Aim. Return each entry exactly, omitting nothing.
___ Information supplied ___
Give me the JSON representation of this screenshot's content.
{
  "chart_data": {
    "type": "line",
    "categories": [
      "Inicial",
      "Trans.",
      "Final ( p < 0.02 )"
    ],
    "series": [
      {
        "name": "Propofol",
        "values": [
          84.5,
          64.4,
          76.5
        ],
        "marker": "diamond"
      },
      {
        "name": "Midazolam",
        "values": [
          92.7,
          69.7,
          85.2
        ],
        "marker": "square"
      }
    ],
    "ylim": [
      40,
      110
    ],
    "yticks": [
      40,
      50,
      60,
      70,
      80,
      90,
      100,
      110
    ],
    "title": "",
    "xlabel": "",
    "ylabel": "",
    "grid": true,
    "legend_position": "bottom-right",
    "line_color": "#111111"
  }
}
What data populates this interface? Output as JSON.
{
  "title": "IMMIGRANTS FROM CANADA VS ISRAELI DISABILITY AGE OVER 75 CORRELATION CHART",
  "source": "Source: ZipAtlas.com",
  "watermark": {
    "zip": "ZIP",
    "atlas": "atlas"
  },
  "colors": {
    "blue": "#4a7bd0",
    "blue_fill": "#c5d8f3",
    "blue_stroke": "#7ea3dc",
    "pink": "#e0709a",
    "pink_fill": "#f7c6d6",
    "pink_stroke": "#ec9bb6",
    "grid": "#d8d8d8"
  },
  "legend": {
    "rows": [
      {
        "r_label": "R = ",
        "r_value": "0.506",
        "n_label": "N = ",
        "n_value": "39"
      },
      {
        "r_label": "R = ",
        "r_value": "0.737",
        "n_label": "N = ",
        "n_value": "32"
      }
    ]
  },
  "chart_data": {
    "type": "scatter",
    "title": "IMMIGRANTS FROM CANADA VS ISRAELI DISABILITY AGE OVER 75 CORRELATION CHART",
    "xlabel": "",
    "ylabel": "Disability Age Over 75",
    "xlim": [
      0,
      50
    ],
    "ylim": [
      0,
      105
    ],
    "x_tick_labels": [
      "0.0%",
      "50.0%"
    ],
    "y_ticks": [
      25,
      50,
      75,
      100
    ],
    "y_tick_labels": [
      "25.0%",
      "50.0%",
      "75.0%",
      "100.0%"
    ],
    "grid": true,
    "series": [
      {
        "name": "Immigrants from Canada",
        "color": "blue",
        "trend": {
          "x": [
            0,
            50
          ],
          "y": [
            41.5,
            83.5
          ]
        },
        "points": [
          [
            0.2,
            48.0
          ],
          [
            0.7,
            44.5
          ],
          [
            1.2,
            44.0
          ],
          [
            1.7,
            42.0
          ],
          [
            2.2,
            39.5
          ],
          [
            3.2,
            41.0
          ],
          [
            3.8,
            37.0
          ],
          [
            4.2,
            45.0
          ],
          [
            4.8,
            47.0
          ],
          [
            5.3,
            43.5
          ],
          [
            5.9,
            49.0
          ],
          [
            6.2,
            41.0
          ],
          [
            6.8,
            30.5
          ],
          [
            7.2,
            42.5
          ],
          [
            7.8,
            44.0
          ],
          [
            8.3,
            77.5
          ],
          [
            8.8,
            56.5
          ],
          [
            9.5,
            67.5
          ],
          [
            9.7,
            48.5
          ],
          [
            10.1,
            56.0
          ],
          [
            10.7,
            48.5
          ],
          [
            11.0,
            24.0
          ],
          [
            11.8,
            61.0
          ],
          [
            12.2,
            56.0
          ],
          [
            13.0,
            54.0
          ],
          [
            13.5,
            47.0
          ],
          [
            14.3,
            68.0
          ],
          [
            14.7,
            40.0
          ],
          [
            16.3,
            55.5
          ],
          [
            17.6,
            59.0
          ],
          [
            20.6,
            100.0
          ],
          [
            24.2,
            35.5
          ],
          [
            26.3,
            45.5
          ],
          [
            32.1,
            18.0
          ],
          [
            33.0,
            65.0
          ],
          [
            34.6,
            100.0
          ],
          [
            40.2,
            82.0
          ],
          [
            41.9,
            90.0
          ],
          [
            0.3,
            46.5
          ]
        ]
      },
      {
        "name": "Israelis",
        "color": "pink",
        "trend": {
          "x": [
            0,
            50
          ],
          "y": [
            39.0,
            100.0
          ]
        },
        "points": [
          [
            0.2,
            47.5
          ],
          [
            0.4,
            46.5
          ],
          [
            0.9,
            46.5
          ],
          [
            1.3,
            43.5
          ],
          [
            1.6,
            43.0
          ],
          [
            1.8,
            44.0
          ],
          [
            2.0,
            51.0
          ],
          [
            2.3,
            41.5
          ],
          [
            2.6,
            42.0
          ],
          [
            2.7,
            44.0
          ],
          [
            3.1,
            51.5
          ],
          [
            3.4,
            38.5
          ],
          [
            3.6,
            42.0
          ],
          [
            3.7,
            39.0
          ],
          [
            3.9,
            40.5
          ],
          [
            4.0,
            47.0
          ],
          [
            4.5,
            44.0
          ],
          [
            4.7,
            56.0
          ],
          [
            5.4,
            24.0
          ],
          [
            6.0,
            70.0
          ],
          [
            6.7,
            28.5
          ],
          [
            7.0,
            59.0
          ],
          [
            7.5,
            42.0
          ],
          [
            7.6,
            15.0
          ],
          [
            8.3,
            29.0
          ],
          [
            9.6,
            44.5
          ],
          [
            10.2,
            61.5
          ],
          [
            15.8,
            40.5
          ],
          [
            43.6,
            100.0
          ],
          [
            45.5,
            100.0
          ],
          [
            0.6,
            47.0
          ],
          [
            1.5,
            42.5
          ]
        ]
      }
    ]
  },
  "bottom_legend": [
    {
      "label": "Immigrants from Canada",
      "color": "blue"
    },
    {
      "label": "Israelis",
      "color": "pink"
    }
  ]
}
___
Written solution.
Give me the JSON representation of this screenshot's content.
{
  "chart_data": {
    "type": "line",
    "categories": [
      "Inicial",
      "Trans.",
      "Final ( p < 0.02 )"
    ],
    "series": [
      {
        "name": "Propofol",
        "values": [
          84.5,
          64.4,
          76.5
        ],
        "marker": "diamond"
      },
      {
        "name": "Midazolam",
        "values": [
          92.7,
          69.7,
          85.2
        ],
        "marker": "square"
      }
    ],
    "ylim": [
      40,
      110
    ],
    "yticks": [
      40,
      50,
      60,
      70,
      80,
      90,
      100,
      110
    ],
    "title": "",
    "xlabel": "",
    "ylabel": "",
    "grid": true,
    "legend_position": "bottom-right",
    "line_color": "#111111"
  }
}
What data populates this interface? Output as JSON.
{
  "title": "IMMIGRANTS FROM CANADA VS ISRAELI DISABILITY AGE OVER 75 CORRELATION CHART",
  "source": "Source: ZipAtlas.com",
  "watermark": {
    "zip": "ZIP",
    "atlas": "atlas"
  },
  "colors": {
    "blue": "#4a7bd0",
    "blue_fill": "#c5d8f3",
    "blue_stroke": "#7ea3dc",
    "pink": "#e0709a",
    "pink_fill": "#f7c6d6",
    "pink_stroke": "#ec9bb6",
    "grid": "#d8d8d8"
  },
  "legend": {
    "rows": [
      {
        "r_label": "R = ",
        "r_value": "0.506",
        "n_label": "N = ",
        "n_value": "39"
      },
      {
        "r_label": "R = ",
        "r_value": "0.737",
        "n_label": "N = ",
        "n_value": "32"
      }
    ]
  },
  "chart_data": {
    "type": "scatter",
    "title": "IMMIGRANTS FROM CANADA VS ISRAELI DISABILITY AGE OVER 75 CORRELATION CHART",
    "xlabel": "",
    "ylabel": "Disability Age Over 75",
    "xlim": [
      0,
      50
    ],
    "ylim": [
      0,
      105
    ],
    "x_tick_labels": [
      "0.0%",
      "50.0%"
    ],
    "y_ticks": [
      25,
      50,
      75,
      100
    ],
    "y_tick_labels": [
      "25.0%",
      "50.0%",
      "75.0%",
      "100.0%"
    ],
    "grid": true,
    "series": [
      {
        "name": "Immigrants from Canada",
        "color": "blue",
        "trend": {
          "x": [
            0,
            50
          ],
          "y": [
            41.5,
            83.5
          ]
        },
        "points": [
          [
            0.2,
            48.0
          ],
          [
            0.7,
            44.5
          ],
          [
            1.2,
            44.0
          ],
          [
            1.7,
            42.0
          ],
          [
            2.2,
            39.5
          ],
          [
            3.2,
            41.0
          ],
          [
            3.8,
            37.0
          ],
          [
            4.2,
            45.0
          ],
          [
            4.8,
            47.0
          ],
          [
            5.3,
            43.5
          ],
          [
            5.9,
            49.0
          ],
          [
            6.2,
            41.0
          ],
          [
            6.8,
            30.5
          ],
          [
            7.2,
            42.5
          ],
          [
            7.8,
            44.0
          ],
          [
            8.3,
            77.5
          ],
          [
            8.8,
            56.5
          ],
          [
            9.5,
            67.5
          ],
          [
            9.7,
            48.5
          ],
          [
            10.1,
            56.0
          ],
          [
            10.7,
            48.5
          ],
          [
            11.0,
            24.0
          ],
          [
            11.8,
            61.0
          ],
          [
            12.2,
            56.0
          ],
          [
            13.0,
            54.0
          ],
          [
            13.5,
            47.0
          ],
          [
            14.3,
            68.0
          ],
          [
            14.7,
            40.0
          ],
          [
            16.3,
            55.5
          ],
          [
            17.6,
            59.0
          ],
          [
            20.6,
            100.0
          ],
          [
            24.2,
            35.5
          ],
          [
            26.3,
            45.5
          ],
          [
            32.1,
            18.0
          ],
          [
            33.0,
            65.0
          ],
          [
            34.6,
            100.0
          ],
          [
            40.2,
            82.0
          ],
          [
            41.9,
            90.0
          ],
          [
            0.3,
            46.5
          ]
        ]
      },
      {
        "name": "Israelis",
        "color": "pink",
        "trend": {
          "x": [
            0,
            50
          ],
          "y": [
            39.0,
            100.0
          ]
        },
        "points": [
          [
            0.2,
            47.5
          ],
          [
            0.4,
            46.5
          ],
          [
            0.9,
            46.5
          ],
          [
            1.3,
            43.5
          ],
          [
            1.6,
            43.0
          ],
          [
            1.8,
            44.0
          ],
          [
            2.0,
            51.0
          ],
          [
            2.3,
            41.5
          ],
          [
            2.6,
            42.0
          ],
          [
            2.7,
            44.0
          ],
          [
            3.1,
            51.5
          ],
          [
            3.4,
            38.5
          ],
          [
            3.6,
            42.0
          ],
          [
            3.7,
            39.0
          ],
          [
            3.9,
            40.5
          ],
          [
            4.0,
            47.0
          ],
          [
            4.5,
            44.0
          ],
          [
            4.7,
            56.0
          ],
          [
            5.4,
            24.0
          ],
          [
            6.0,
            70.0
          ],
          [
            6.7,
            28.5
          ],
          [
            7.0,
            59.0
          ],
          [
            7.5,
            42.0
          ],
          [
            7.6,
            15.0
          ],
          [
            8.3,
            29.0
          ],
          [
            9.6,
            44.5
          ],
          [
            10.2,
            61.5
          ],
          [
            15.8,
            40.5
          ],
          [
            43.6,
            100.0
          ],
          [
            45.5,
            100.0
          ],
          [
            0.6,
            47.0
          ],
          [
            1.5,
            42.5
          ]
        ]
      }
    ]
  },
  "bottom_legend": [
    {
      "label": "Immigrants from Canada",
      "color": "blue"
    },
    {
      "label": "Israelis",
      "color": "pink"
    }
  ]
}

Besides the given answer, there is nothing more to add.